WHAT IS EXPECTED:
Answer these questions using the text on Social Security:
(a) In what year is the Social Security trust fund set to deplete?
(b) What share of benefits do tax payments from current workers cover?
(c) Up to how much in benefits could a person add or lose depending on how they file?

--- GIVEN TEXT ---

Is Social Security safe to rely on?

There’s a lot of talk in the news that the Social Security trust fund is set to deplete in 2035.

A government building that affects Social Security laws.

In our opinion, it is.

There’s a lot of talk in the news that the Social Security trust fund is set to deplete in 2035. And this makes current and future beneficiaries worry about Social Security maintaining its ability to pay out benefits.

However, the trust fund depleting does not mean that Social Security will disappear completely. It means that if nothing changes your benefits could decrease slightly.

Social Security benefits are funded by tax payments from current workers. These tax payments cover about 75-79% of benefits and the trust fund makes up the difference. If the trust fund runs out, the worst that would happen is your benefits decrease to 75-79% of their original amount.

This, of course, is not an ideal situation. However, for such an important piece of your retirement income, it’s vital to see the larger picture. Obtaining 75-79% of your full benefit amount wouldn’t be preferred, but it is better than losing them altogether.

Is there anything that can be done to protect my full benefits?

Yes. Congress is working right now to protect your benefits. Social Security provides millions of Americans with retirement income, so the lawmakers are incentivized to come up with a solution and to come up with one quickly.

Additionally, there have been some recent changes to eliminate “unintended loopholes” that were created by the code. These changes increased the lifetime of the Social Security program. If you’re currently receiving benefits, these changes won’t affect you.

There are a number of proposed changes to help protect your benefits. One solution currently on the table is to increase the amount taxpayers pay in. Another is to perform a means test, which would reduce or eliminate benefits for those with substantial retirement income or retirement assets as defined by a government standard. Yet another option is to reduce the cost of living adjustments, and not match the benefits to the rate of inflation.

The least likely option, in our opinion, is to reduce benefits.

So, should I file early or late?

Filing for Social Security is one of the most important retirement income decisions you will make. And we think that it shouldn’t be reduced to an “early or late” decision. There are multiple ways of filing, and depending on your choice, you could add or lose up to $100,000 in benefits.

To find the most accurate filing strategy for you requires a full analysis of your entire financial picture.

--- DATA SHOWN ---

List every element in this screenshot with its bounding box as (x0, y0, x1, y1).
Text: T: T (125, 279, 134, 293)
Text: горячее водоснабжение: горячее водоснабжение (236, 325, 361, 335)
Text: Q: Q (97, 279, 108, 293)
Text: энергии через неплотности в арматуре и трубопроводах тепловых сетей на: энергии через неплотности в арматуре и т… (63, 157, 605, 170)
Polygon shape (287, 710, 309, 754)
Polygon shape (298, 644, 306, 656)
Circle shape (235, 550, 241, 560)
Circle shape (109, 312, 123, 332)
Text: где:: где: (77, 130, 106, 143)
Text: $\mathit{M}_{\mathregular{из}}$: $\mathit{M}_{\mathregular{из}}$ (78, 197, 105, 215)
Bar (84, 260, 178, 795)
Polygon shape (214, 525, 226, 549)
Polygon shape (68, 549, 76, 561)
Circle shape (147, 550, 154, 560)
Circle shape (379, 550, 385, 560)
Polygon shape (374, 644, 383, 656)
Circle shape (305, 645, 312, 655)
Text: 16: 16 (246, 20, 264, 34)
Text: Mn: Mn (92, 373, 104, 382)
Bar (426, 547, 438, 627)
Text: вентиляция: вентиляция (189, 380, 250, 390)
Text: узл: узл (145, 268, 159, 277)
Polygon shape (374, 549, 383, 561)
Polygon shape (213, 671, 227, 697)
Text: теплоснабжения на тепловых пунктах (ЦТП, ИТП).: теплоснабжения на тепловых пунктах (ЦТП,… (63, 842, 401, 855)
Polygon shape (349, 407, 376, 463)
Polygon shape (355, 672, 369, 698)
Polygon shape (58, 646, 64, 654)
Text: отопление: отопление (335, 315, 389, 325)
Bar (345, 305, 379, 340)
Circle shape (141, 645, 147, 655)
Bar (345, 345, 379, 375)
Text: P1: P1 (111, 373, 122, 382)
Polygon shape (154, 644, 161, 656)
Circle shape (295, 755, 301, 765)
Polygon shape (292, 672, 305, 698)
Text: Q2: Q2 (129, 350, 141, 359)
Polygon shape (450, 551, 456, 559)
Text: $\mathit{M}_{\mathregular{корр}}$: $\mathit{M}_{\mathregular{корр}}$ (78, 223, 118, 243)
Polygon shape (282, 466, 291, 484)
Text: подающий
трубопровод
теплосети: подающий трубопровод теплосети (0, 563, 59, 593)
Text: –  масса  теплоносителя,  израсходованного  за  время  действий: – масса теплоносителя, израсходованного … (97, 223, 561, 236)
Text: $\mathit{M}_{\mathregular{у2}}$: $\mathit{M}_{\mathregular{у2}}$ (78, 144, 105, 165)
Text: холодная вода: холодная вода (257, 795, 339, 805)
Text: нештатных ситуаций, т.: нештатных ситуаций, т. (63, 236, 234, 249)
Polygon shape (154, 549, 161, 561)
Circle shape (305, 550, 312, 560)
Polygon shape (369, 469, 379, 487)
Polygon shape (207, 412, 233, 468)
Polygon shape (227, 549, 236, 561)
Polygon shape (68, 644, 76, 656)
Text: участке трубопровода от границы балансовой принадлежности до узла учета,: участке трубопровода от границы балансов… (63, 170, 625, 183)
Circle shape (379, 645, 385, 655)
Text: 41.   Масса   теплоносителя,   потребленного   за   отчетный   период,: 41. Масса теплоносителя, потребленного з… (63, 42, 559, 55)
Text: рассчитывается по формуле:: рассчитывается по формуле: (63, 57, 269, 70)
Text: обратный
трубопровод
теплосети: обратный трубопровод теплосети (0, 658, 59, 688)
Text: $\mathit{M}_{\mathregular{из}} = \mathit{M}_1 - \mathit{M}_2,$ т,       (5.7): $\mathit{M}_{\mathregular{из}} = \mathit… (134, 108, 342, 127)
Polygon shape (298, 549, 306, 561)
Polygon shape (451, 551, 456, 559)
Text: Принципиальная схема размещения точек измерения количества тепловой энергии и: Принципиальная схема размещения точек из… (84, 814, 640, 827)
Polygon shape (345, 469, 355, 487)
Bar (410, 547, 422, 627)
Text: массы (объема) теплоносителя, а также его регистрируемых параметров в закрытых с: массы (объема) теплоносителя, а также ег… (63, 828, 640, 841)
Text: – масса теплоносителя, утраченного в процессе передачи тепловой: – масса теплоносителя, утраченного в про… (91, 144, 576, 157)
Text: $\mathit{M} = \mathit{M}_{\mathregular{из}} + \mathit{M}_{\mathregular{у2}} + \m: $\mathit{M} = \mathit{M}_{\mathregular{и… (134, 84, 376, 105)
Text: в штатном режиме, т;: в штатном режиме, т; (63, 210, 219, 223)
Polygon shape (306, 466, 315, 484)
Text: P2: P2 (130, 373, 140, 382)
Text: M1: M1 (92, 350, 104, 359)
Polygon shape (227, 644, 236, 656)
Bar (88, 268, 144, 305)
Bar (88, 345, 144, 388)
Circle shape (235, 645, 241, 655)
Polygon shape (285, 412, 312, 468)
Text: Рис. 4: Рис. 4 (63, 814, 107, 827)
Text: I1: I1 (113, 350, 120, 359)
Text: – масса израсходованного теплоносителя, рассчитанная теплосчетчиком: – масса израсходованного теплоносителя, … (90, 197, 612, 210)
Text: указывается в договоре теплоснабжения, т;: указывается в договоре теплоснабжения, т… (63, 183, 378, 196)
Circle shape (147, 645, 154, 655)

---

ANSWER BOX:
(a) 2035
(b) About 75-79%
(c) Up to $100,000